STATED EXERCISE: Report how many lines hold the string "以情育人". Give the number and nothing else.
------------------------------------
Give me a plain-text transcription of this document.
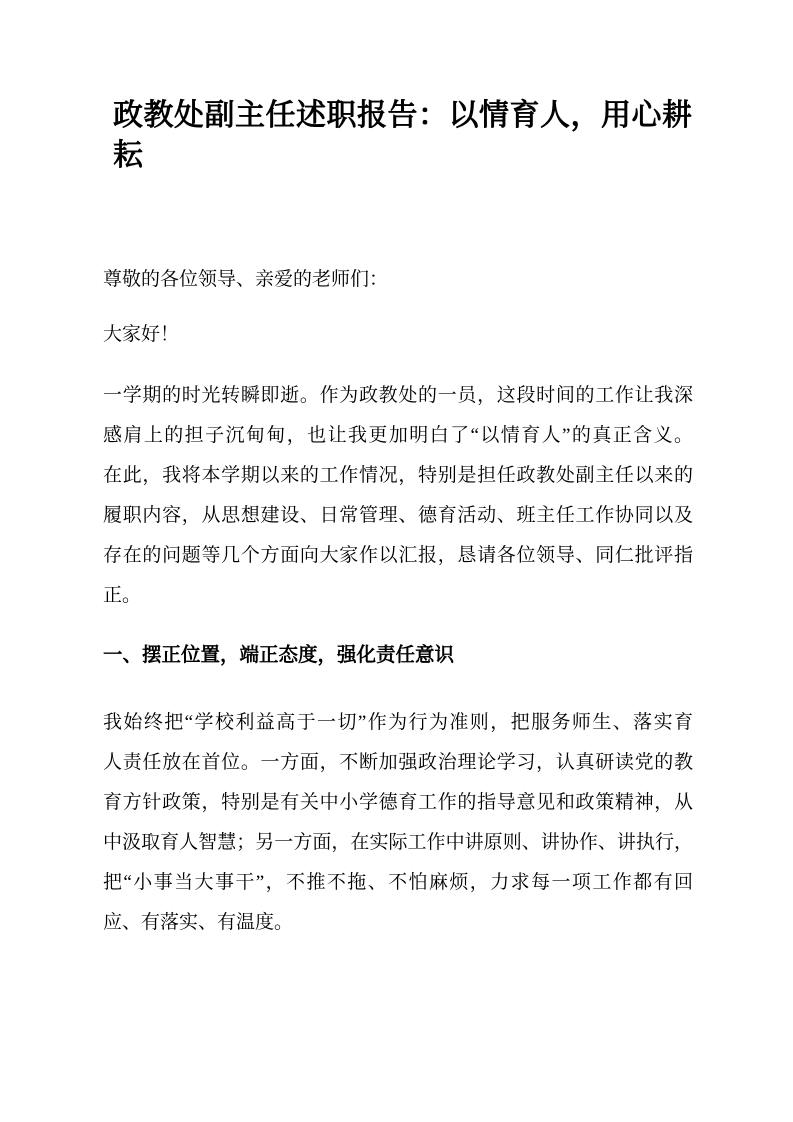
政教处副主任述职报告：以情育人，用心耕耘

尊敬的各位领导、亲爱的老师们：

大家好！

一学期的时光转瞬即逝。作为政教处的一员，这段时间的工作让我深
感肩上的担子沉甸甸，也让我更加明白了“以情育人”的真正含义。
在此，我将本学期以来的工作情况，特别是担任政教处副主任以来的
履职内容，从思想建设、日常管理、德育活动、班主任工作协同以及
存在的问题等几个方面向大家作以汇报，恳请各位领导、同仁批评指
正。
一、摆正位置，端正态度，强化责任意识
我始终把“学校利益高于一切”作为行为准则，把服务师生、落实育
人责任放在首位。一方面，不断加强政治理论学习，认真研读党的教
育方针政策，特别是有关中小学德育工作的指导意见和政策精神，从
中汲取育人智慧；另一方面，在实际工作中讲原则、讲协作、讲执行，
把“小事当大事干”，不推不拖、不怕麻烦，力求每一项工作都有回
应、有落实、有温度。
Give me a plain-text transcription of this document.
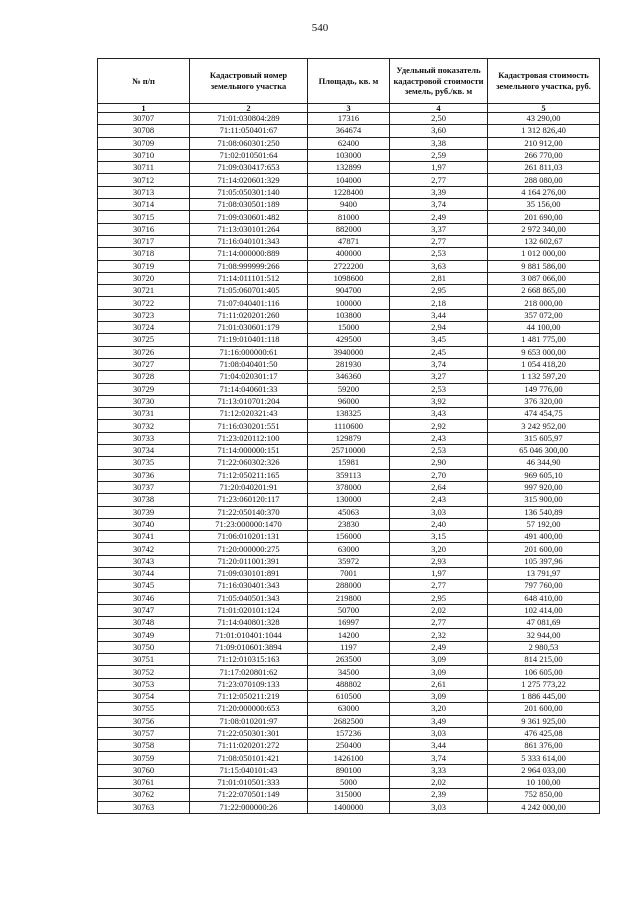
540
№ п/п	Кадастровый номер земельного участка	Площадь, кв. м	Удельный показатель кадастровой стоимости земель, руб./кв. м	Кадастровая стоимость земельного участка, руб.
1	2	3	4	5
30707	71:01:030804:289	17316	2,50	43 290,00
30708	71:11:050401:67	364674	3,60	1 312 826,40
30709	71:08:060301:250	62400	3,38	210 912,00
30710	71:02:010501:64	103000	2,59	266 770,00
30711	71:09:030417:653	132899	1,97	261 811,03
30712	71:14:020601:329	104000	2,77	288 080,00
30713	71:05:050301:140	1228400	3,39	4 164 276,00
30714	71:08:030501:189	9400	3,74	35 156,00
30715	71:09:030601:482	81000	2,49	201 690,00
30716	71:13:030101:264	882000	3,37	2 972 340,00
30717	71:16:040101:343	47871	2,77	132 602,67
30718	71:14:000000:889	400000	2,53	1 012 000,00
30719	71:08:999999:266	2722200	3,63	9 881 586,00
30720	71:14:011101:512	1098600	2,81	3 087 066,00
30721	71:05:060701:405	904700	2,95	2 668 865,00
30722	71:07:040401:116	100000	2,18	218 000,00
30723	71:11:020201:260	103800	3,44	357 072,00
30724	71:01:030601:179	15000	2,94	44 100,00
30725	71:19:010401:118	429500	3,45	1 481 775,00
30726	71:16:000000:61	3940000	2,45	9 653 000,00
30727	71:08:040401:50	281930	3,74	1 054 418,20
30728	71:04:020301:17	346360	3,27	1 132 597,20
30729	71:14:040601:33	59200	2,53	149 776,00
30730	71:13:010701:204	96000	3,92	376 320,00
30731	71:12:020321:43	138325	3,43	474 454,75
30732	71:16:030201:551	1110600	2,92	3 242 952,00
30733	71:23:020112:100	129879	2,43	315 605,97
30734	71:14:000000:151	25710000	2,53	65 046 300,00
30735	71:22:060302:326	15981	2,90	46 344,90
30736	71:12:050211:165	359113	2,70	969 605,10
30737	71:20:040201:91	378000	2,64	997 920,00
30738	71:23:060120:117	130000	2,43	315 900,00
30739	71:22:050140:370	45063	3,03	136 540,89
30740	71:23:000000:1470	23830	2,40	57 192,00
30741	71:06:010201:131	156000	3,15	491 400,00
30742	71:20:000000:275	63000	3,20	201 600,00
30743	71:20:011001:391	35972	2,93	105 397,96
30744	71:09:030101:891	7001	1,97	13 791,97
30745	71:16:030401:343	288000	2,77	797 760,00
30746	71:05:040501:343	219800	2,95	648 410,00
30747	71:01:020101:124	50700	2,02	102 414,00
30748	71:14:040801:328	16997	2,77	47 081,69
30749	71:01:010401:1044	14200	2,32	32 944,00
30750	71:09:010601:3894	1197	2,49	2 980,53
30751	71:12:010315:163	263500	3,09	814 215,00
30752	71:17:020801:62	34500	3,09	106 605,00
30753	71:23:070109:133	488802	2,61	1 275 773,22
30754	71:12:050211:219	610500	3,09	1 886 445,00
30755	71:20:000000:653	63000	3,20	201 600,00
30756	71:08:010201:97	2682500	3,49	9 361 925,00
30757	71:22:050301:301	157236	3,03	476 425,08
30758	71:11:020201:272	250400	3,44	861 376,00
30759	71:08:050101:421	1426100	3,74	5 333 614,00
30760	71:15:040101:43	890100	3,33	2 964 033,00
30761	71:01:010501:333	5000	2,02	10 100,00
30762	71:22:070501:149	315000	2,39	752 850,00
30763	71:22:000000:26	1400000	3,03	4 242 000,00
------------------------------------
EXPECTED OUTPUT: 2